* [What you are asked to do]:
Gather all lines from the material that contain "Anomaly".
"""
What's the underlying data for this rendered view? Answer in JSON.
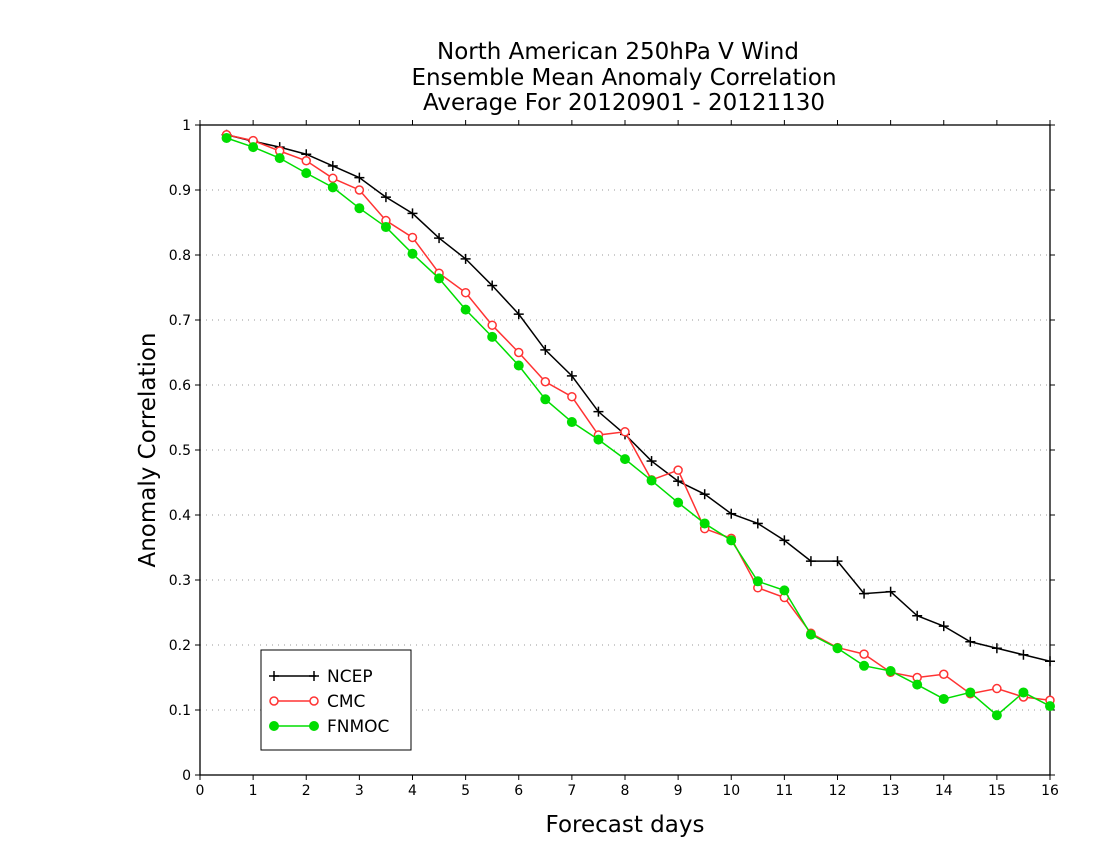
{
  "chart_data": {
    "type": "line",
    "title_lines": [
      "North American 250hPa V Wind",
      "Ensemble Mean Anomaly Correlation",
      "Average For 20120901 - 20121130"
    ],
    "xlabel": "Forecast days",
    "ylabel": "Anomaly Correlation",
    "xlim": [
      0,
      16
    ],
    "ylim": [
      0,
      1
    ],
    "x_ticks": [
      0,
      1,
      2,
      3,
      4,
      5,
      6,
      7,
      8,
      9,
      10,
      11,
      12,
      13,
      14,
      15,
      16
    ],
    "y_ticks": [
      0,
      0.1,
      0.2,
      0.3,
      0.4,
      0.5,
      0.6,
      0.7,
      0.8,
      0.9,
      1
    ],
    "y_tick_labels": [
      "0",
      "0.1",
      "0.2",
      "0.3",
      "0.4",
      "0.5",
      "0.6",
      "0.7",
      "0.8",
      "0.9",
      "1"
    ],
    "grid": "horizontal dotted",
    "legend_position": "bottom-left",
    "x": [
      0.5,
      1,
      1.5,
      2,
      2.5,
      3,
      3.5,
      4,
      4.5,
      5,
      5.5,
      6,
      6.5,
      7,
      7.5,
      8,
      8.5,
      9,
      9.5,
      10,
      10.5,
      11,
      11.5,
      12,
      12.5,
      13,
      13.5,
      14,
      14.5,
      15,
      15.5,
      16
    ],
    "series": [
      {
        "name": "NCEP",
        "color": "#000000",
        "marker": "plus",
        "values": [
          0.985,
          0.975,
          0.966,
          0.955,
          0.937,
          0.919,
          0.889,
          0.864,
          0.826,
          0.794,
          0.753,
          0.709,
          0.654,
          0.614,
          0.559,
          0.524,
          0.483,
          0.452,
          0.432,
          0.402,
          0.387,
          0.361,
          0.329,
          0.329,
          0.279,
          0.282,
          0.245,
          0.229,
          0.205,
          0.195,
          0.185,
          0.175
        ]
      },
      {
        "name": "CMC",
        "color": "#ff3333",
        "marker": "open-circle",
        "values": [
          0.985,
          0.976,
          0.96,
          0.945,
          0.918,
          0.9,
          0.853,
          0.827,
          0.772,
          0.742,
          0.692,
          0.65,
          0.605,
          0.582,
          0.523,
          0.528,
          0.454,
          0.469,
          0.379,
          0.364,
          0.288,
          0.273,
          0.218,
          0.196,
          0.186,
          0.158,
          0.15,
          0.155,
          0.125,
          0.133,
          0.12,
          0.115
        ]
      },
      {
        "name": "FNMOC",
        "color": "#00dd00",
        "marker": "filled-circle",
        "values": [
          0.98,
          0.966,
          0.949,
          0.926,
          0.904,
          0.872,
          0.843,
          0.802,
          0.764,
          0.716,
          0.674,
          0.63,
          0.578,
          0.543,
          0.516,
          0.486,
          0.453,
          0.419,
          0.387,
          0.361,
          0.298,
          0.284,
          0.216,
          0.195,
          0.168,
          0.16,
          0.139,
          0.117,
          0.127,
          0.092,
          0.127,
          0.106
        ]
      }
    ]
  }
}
"""
"""
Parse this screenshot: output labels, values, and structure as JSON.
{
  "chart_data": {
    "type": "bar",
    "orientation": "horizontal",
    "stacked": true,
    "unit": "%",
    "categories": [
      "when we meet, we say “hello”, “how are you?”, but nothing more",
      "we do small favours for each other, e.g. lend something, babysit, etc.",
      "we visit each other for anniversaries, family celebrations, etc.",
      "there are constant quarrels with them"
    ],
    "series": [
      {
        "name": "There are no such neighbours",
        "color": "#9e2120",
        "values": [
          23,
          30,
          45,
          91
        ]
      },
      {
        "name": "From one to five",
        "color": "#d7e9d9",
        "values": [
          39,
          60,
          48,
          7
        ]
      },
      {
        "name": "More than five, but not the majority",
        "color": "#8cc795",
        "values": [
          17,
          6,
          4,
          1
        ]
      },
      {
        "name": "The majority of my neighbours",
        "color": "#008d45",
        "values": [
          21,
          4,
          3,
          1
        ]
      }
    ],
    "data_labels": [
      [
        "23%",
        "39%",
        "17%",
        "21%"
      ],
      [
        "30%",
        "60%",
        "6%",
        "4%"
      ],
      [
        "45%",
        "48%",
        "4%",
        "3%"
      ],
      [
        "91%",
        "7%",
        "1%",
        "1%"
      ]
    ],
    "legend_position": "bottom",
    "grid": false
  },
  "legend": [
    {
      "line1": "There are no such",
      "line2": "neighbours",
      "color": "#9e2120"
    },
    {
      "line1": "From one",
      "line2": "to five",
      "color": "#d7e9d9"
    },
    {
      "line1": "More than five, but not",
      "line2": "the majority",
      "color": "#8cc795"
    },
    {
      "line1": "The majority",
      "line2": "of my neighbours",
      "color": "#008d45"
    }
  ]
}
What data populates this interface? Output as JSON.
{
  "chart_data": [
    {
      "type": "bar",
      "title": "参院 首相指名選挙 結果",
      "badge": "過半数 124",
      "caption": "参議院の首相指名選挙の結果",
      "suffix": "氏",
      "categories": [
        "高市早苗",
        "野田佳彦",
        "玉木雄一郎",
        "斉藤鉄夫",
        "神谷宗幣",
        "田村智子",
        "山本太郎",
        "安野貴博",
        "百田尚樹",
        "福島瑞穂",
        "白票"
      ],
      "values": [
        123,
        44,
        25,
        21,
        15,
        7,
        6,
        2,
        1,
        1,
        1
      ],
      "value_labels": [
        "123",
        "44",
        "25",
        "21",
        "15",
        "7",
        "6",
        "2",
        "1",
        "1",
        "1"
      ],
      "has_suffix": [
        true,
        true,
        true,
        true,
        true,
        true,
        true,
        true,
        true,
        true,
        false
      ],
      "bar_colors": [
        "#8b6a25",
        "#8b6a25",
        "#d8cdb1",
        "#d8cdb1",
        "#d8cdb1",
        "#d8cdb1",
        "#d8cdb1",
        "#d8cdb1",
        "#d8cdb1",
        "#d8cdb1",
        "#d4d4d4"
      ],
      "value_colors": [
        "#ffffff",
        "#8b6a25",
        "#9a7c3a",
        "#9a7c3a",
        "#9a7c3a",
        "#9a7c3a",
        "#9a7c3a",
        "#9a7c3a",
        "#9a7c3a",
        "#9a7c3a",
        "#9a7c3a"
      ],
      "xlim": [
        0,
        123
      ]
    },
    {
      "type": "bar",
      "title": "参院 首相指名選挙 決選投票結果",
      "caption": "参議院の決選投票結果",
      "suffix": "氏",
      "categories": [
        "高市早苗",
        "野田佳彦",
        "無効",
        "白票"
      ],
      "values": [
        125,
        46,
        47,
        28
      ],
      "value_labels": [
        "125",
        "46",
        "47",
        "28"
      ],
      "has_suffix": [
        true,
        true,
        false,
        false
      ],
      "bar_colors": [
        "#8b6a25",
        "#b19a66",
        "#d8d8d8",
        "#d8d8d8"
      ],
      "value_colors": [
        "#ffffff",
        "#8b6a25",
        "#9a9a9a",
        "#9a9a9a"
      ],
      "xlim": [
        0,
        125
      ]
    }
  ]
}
"""
* [Answer below]:
      "Ensemble Mean Anomaly Correlation",
    "ylabel": "Anomaly Correlation",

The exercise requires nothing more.